> [DATA TO USE]:
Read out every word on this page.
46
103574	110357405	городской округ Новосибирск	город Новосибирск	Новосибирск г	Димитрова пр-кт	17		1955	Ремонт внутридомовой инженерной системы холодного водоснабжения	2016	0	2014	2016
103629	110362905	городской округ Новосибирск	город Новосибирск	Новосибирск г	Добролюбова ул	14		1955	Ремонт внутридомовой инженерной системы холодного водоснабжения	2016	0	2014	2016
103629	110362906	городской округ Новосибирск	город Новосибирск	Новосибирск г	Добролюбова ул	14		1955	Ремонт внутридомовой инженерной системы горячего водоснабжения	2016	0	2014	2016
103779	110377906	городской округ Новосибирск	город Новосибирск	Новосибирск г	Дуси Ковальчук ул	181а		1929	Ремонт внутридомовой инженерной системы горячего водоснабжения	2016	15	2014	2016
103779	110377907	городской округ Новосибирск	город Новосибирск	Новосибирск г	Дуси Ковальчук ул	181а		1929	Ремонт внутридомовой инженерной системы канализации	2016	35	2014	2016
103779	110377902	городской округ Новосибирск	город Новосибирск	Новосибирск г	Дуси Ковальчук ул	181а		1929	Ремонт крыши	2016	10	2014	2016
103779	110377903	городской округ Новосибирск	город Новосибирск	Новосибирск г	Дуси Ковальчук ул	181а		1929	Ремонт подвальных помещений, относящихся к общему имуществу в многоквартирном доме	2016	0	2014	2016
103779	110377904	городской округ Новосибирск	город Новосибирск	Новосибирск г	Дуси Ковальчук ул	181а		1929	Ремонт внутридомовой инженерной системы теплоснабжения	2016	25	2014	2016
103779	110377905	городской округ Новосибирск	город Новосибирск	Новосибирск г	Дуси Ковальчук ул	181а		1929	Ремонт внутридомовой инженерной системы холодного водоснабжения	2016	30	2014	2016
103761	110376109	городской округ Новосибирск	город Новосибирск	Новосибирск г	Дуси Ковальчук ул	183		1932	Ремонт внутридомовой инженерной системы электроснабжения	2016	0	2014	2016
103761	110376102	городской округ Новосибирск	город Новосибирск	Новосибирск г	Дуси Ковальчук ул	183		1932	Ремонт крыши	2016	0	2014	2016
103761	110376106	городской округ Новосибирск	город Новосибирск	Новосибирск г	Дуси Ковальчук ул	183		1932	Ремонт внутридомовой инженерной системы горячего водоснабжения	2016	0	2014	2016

> [REQUIREMENTS]: Say, as a number only, how many lines of the data contain "крыши".

> [EXERCISE SOLUTION]: 2